Requirement:
Reproduce the futex bug reply word for word, from "On Fri, 2009-06-12" up to and including "and of itself.".

Text excerpt:
►
Subject: Re: Bug: fio traps into kernel without exiting because futex has a
	deadloop
From: "Zhang, Yanmin" <yanmin_zhang@linux.intel.com>
To: Thomas Gleixner <tglx@linutronix.de>
Cc: Peter Zijlstra <peterz@infradead.org>, Darren Hart <dvhltc@us.ibm.com>,
       Rusty Russell <rusty@rustcorp.com.au>,
       LKML <linux-kernel@vger.kernel.org>
In-Reply-To: <alpine.LFD.2.00.0906121036220.3369@localhost.localdomain>
References: <1244689688.2560.268.camel@ymzhang>
	 <1244699756.6691.4.camel@laptop>  <1244701128.6691.5.camel@laptop>
	 <1244709196.2560.287.camel@ymzhang>  <1244720183.6691.214.camel@laptop>
	 <1244768378.2560.297.camel@ymzhang>
	 <alpine.LFD.2.00.0906121010210.3369@localhost.localdomain>
	 <alpine.LFD.2.00.0906121036220.3369@localhost.localdomain>
Content-Type: text/plain; charset=UTF-8
Date: Mon, 15 Jun 2009 14:03:37 +0800
Message-Id: <1245045817.2560.363.camel@ymzhang>
Mime-Version: 1.0
Content-Transfer-Encoding: 8bit
Sender: linux-kernel-owner@vger.kernel.org
Content-Length: 5875
Lines: 175

On Fri, 2009-06-12 at 10:39 +0200, Thomas Gleixner wrote:
> On Fri, 12 Jun 2009, Thomas Gleixner wrote:
> > On Fri, 12 Jun 2009, Zhang, Yanmin wrote:
> > > On Thu, 2009-06-11 at 13:36 +0200, Peter Zijlstra wrote:
> > > > FWIW, using a private futex on a shm section is wrong in and of itself.
◄
Dataset section:
►
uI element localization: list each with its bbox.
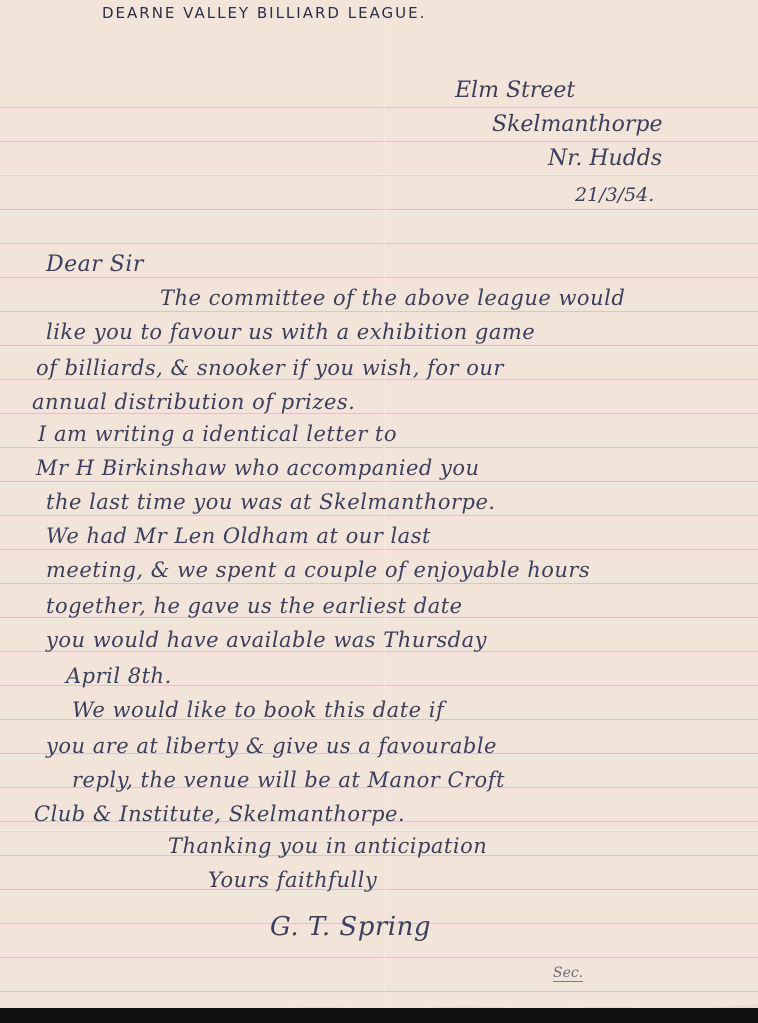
◄
Solved problem:
On Fri, 2009-06-12 at 10:39 +0200, Thomas Gleixner wrote:
> On Fri, 12 Jun 2009, Thomas Gleixner wrote:
> > On Fri, 12 Jun 2009, Zhang, Yanmin wrote:
> > > On Thu, 2009-06-11 at 13:36 +0200, Peter Zijlstra wrote:
> > > > FWIW, using a private futex on a shm section is wrong in and of itself.